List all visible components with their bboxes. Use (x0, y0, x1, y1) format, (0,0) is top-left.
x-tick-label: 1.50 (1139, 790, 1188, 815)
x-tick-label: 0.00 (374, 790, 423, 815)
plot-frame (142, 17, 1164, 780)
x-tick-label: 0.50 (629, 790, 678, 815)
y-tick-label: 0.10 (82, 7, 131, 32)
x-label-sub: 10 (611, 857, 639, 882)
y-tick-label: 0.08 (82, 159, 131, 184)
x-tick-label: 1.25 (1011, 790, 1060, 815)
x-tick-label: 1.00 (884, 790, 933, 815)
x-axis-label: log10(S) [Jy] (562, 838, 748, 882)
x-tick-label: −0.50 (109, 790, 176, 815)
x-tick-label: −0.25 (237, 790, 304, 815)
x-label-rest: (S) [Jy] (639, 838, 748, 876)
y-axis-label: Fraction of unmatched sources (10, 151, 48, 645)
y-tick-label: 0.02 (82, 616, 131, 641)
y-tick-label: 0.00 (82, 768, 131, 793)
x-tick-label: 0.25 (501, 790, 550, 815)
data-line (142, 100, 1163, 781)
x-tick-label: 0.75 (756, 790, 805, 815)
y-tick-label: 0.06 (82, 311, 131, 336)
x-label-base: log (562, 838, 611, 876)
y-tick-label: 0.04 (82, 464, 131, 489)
--
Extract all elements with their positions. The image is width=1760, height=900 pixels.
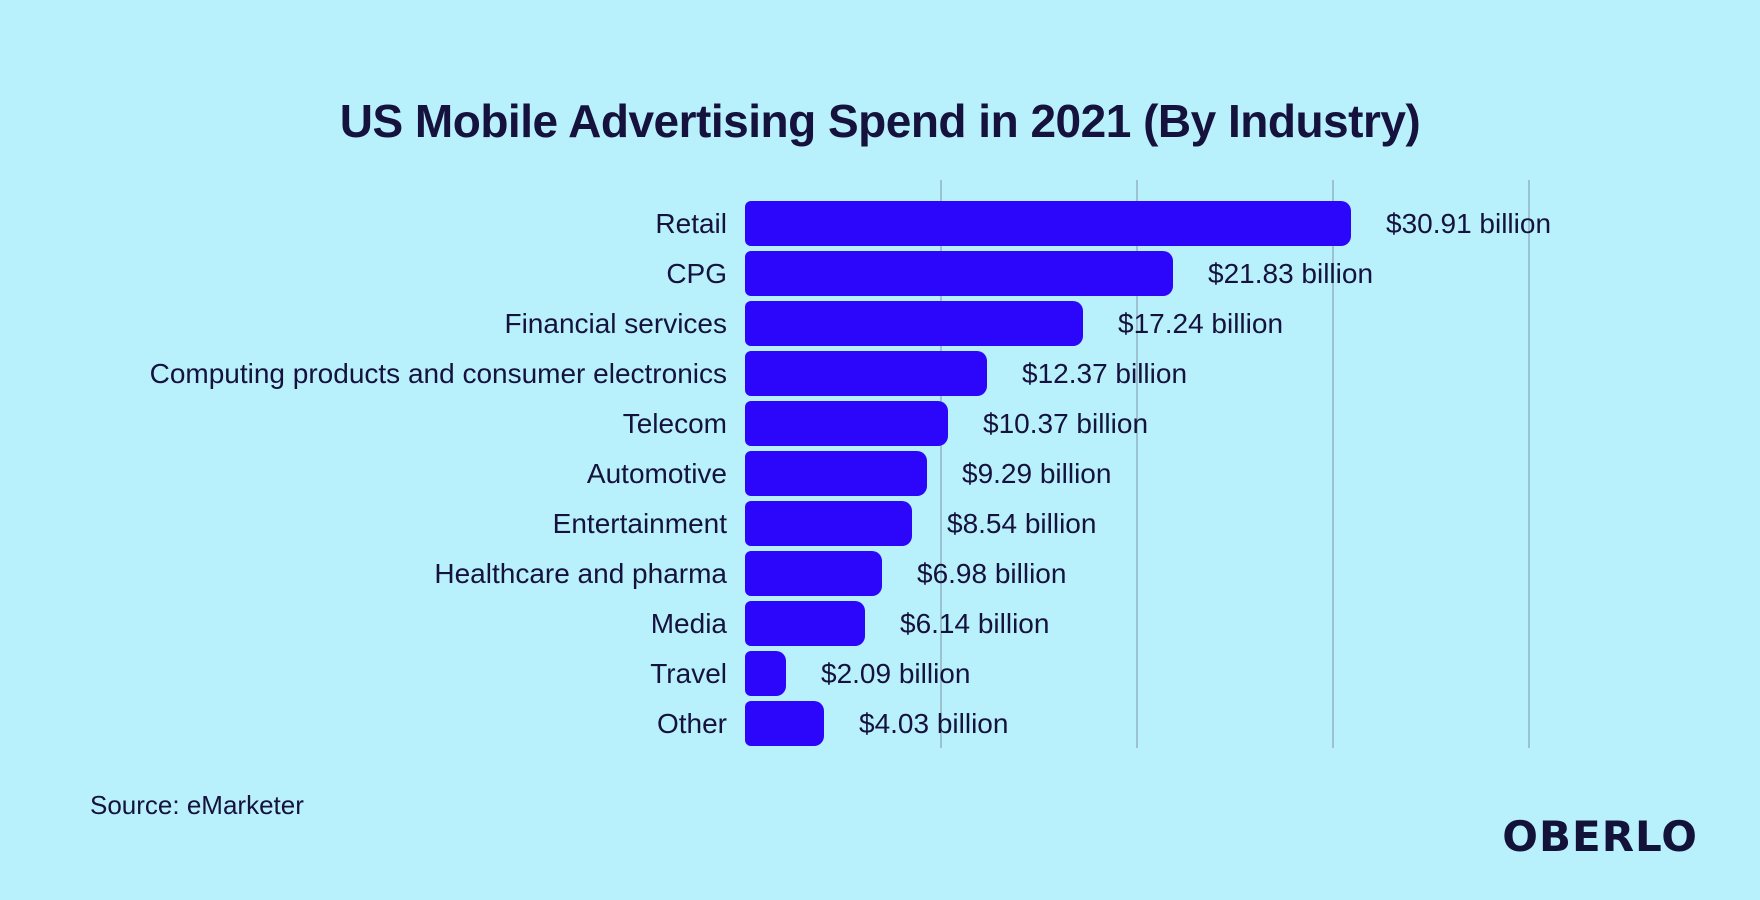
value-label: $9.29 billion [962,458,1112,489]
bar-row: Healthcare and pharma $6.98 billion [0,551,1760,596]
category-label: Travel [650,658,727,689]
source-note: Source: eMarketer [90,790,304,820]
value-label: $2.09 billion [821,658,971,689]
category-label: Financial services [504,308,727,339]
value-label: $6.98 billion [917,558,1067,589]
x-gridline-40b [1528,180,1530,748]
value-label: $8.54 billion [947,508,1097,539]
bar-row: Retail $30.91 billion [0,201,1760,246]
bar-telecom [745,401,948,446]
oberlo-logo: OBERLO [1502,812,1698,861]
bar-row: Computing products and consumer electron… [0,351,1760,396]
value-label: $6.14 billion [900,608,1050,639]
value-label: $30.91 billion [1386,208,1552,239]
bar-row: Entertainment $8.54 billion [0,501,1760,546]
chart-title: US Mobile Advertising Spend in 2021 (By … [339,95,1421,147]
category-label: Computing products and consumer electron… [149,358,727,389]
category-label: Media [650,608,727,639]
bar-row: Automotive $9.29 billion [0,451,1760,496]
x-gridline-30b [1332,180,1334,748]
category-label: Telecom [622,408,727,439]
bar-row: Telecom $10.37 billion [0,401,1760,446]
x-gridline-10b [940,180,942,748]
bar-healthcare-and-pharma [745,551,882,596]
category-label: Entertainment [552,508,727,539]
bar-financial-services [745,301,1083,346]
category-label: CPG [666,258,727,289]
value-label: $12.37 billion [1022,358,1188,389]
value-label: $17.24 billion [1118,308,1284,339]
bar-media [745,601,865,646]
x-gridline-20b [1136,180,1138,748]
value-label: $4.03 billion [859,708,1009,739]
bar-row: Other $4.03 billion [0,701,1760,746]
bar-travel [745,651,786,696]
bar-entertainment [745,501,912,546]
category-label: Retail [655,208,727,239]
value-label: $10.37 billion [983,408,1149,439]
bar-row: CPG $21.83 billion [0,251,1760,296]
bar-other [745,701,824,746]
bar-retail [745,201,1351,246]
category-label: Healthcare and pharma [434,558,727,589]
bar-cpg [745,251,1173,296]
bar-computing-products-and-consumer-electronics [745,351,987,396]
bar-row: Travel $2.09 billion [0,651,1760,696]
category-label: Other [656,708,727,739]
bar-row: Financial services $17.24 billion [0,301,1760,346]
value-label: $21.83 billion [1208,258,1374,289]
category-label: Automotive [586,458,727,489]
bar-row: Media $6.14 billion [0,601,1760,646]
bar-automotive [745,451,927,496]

- _Objective_:
Reproduce the listing lines starting at the line containing "value-label: $9.29 billion [962,458,1112,489]" and ending at the line containing "x-gridline-40b [1528,180,1530,748]", switching "Travel" to "Tourism" and keeping everything else the same. Return only those lines.

- _Correct answer_:
value-label: $9.29 billion [962,458,1112,489]
bar-row: Healthcare and pharma $6.98 billion [0,551,1760,596]
category-label: Tourism [650,658,727,689]
source-note: Source: eMarketer [90,790,304,820]
value-label: $2.09 billion [821,658,971,689]
category-label: Financial services [504,308,727,339]
value-label: $6.98 billion [917,558,1067,589]
x-gridline-40b [1528,180,1530,748]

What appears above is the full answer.